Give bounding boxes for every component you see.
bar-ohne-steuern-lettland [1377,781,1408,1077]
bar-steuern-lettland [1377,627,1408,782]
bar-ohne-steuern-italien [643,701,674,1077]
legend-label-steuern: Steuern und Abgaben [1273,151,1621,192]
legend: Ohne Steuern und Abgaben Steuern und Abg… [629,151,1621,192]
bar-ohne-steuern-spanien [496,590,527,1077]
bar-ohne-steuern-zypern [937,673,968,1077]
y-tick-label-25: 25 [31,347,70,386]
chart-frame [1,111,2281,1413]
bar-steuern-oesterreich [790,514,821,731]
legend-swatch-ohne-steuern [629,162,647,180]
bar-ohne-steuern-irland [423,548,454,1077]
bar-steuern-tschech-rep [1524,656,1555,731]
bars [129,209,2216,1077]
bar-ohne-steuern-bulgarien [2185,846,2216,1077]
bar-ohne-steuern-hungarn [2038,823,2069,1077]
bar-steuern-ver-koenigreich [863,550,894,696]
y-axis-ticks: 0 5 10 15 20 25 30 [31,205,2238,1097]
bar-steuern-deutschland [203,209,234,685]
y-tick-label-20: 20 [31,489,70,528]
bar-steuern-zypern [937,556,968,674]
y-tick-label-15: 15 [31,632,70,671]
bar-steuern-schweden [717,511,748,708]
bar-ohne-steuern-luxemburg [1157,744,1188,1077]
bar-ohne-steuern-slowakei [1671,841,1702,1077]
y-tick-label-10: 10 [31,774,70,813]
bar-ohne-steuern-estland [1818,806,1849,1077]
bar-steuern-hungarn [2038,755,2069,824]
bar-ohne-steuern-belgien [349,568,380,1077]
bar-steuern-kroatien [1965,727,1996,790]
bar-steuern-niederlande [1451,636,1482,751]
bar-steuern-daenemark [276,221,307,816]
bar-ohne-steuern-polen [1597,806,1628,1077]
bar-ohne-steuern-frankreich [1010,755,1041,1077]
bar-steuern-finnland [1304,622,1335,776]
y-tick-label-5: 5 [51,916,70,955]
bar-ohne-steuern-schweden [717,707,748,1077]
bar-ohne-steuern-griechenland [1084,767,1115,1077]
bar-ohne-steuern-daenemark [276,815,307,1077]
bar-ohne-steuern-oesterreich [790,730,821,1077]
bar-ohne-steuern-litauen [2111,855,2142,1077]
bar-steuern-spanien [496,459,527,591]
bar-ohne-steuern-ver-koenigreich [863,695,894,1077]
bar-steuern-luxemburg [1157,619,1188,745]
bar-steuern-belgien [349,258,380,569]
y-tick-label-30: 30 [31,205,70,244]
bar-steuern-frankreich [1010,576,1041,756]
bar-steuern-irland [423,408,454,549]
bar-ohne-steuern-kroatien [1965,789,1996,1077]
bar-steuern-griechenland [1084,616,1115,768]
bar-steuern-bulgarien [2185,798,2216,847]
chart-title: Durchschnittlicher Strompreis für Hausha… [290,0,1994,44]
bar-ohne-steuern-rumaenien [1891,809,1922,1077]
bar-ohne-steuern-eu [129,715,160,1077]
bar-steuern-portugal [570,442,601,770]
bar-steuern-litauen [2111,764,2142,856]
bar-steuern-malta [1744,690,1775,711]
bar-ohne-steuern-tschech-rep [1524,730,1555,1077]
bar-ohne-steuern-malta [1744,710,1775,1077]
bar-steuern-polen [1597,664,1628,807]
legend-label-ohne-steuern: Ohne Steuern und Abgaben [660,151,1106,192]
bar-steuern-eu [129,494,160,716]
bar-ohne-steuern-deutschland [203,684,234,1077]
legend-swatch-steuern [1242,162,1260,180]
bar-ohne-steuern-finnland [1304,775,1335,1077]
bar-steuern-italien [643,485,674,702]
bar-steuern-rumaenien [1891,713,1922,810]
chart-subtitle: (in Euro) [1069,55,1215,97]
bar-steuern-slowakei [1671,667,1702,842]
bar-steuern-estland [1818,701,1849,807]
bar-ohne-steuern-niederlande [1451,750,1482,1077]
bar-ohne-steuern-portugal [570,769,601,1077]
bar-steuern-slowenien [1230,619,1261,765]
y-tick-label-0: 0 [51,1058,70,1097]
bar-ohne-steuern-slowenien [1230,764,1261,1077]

::::

▸ What is asked
Could you copy out the material above word for word, everything from its first line down to and including the line that contains "y-tick-label-10: 10 [31,774,70,813]"?

▸ Task solution
Give bounding boxes for every component you see.
bar-ohne-steuern-lettland [1377,781,1408,1077]
bar-steuern-lettland [1377,627,1408,782]
bar-ohne-steuern-italien [643,701,674,1077]
legend-label-steuern: Steuern und Abgaben [1273,151,1621,192]
legend: Ohne Steuern und Abgaben Steuern und Abg… [629,151,1621,192]
bar-ohne-steuern-spanien [496,590,527,1077]
bar-ohne-steuern-zypern [937,673,968,1077]
y-tick-label-25: 25 [31,347,70,386]
chart-frame [1,111,2281,1413]
bar-steuern-oesterreich [790,514,821,731]
legend-swatch-ohne-steuern [629,162,647,180]
bar-ohne-steuern-irland [423,548,454,1077]
bar-steuern-tschech-rep [1524,656,1555,731]
bars [129,209,2216,1077]
bar-ohne-steuern-bulgarien [2185,846,2216,1077]
bar-ohne-steuern-hungarn [2038,823,2069,1077]
bar-steuern-ver-koenigreich [863,550,894,696]
y-axis-ticks: 0 5 10 15 20 25 30 [31,205,2238,1097]
bar-steuern-deutschland [203,209,234,685]
y-tick-label-20: 20 [31,489,70,528]
bar-steuern-zypern [937,556,968,674]
y-tick-label-15: 15 [31,632,70,671]
bar-steuern-schweden [717,511,748,708]
bar-ohne-steuern-luxemburg [1157,744,1188,1077]
bar-ohne-steuern-slowakei [1671,841,1702,1077]
y-tick-label-10: 10 [31,774,70,813]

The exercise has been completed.